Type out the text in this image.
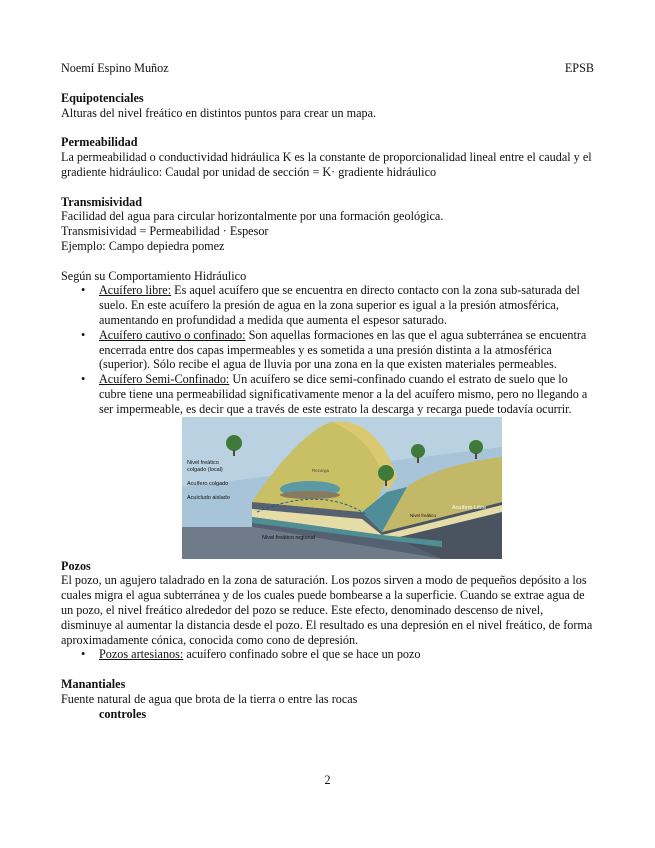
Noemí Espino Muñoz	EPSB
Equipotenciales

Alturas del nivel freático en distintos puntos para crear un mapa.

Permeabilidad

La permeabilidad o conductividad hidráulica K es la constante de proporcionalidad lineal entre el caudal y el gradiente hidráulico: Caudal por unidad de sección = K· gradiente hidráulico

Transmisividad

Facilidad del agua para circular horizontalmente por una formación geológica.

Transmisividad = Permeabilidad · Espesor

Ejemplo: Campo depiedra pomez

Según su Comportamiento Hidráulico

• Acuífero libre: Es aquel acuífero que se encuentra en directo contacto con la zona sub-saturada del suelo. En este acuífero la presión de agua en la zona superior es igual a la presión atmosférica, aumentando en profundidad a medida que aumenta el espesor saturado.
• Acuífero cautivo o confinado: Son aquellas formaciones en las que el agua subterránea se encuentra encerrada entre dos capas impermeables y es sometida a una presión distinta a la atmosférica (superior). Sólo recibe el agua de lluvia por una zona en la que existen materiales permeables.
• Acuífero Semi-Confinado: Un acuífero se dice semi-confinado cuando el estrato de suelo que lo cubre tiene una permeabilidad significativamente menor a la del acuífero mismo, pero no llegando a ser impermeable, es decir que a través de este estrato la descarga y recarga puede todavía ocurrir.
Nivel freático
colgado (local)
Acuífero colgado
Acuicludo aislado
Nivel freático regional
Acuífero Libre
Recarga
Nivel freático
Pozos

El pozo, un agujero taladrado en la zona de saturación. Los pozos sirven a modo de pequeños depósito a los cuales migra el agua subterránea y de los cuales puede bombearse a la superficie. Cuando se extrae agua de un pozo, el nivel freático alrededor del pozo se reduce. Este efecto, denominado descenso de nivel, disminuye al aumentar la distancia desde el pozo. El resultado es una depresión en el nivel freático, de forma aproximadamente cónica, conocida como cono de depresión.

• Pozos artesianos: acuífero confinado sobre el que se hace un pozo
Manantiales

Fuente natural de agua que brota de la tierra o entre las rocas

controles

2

- Work required -
Transcribe each entry above exactly, apart from the pictures.

- Result for this exercise -
Type out the text in this image.
Noemí Espino Muñoz	EPSB
Equipotenciales

Alturas del nivel freático en distintos puntos para crear un mapa.

Permeabilidad

La permeabilidad o conductividad hidráulica K es la constante de proporcionalidad lineal entre el caudal y el gradiente hidráulico: Caudal por unidad de sección = K· gradiente hidráulico

Transmisividad

Facilidad del agua para circular horizontalmente por una formación geológica.

Transmisividad = Permeabilidad · Espesor

Ejemplo: Campo depiedra pomez

Según su Comportamiento Hidráulico

• Acuífero libre: Es aquel acuífero que se encuentra en directo contacto con la zona sub-saturada del suelo. En este acuífero la presión de agua en la zona superior es igual a la presión atmosférica, aumentando en profundidad a medida que aumenta el espesor saturado.
• Acuífero cautivo o confinado: Son aquellas formaciones en las que el agua subterránea se encuentra encerrada entre dos capas impermeables y es sometida a una presión distinta a la atmosférica (superior). Sólo recibe el agua de lluvia por una zona en la que existen materiales permeables.
• Acuífero Semi-Confinado: Un acuífero se dice semi-confinado cuando el estrato de suelo que lo cubre tiene una permeabilidad significativamente menor a la del acuífero mismo, pero no llegando a ser impermeable, es decir que a través de este estrato la descarga y recarga puede todavía ocurrir.
Nivel freático
colgado (local)
Acuífero colgado
Acuicludo aislado
Nivel freático regional
Acuífero Libre
Recarga
Nivel freático
Pozos

El pozo, un agujero taladrado en la zona de saturación. Los pozos sirven a modo de pequeños depósito a los cuales migra el agua subterránea y de los cuales puede bombearse a la superficie. Cuando se extrae agua de un pozo, el nivel freático alrededor del pozo se reduce. Este efecto, denominado descenso de nivel, disminuye al aumentar la distancia desde el pozo. El resultado es una depresión en el nivel freático, de forma aproximadamente cónica, conocida como cono de depresión.

• Pozos artesianos: acuífero confinado sobre el que se hace un pozo
Manantiales

Fuente natural de agua que brota de la tierra o entre las rocas

controles

2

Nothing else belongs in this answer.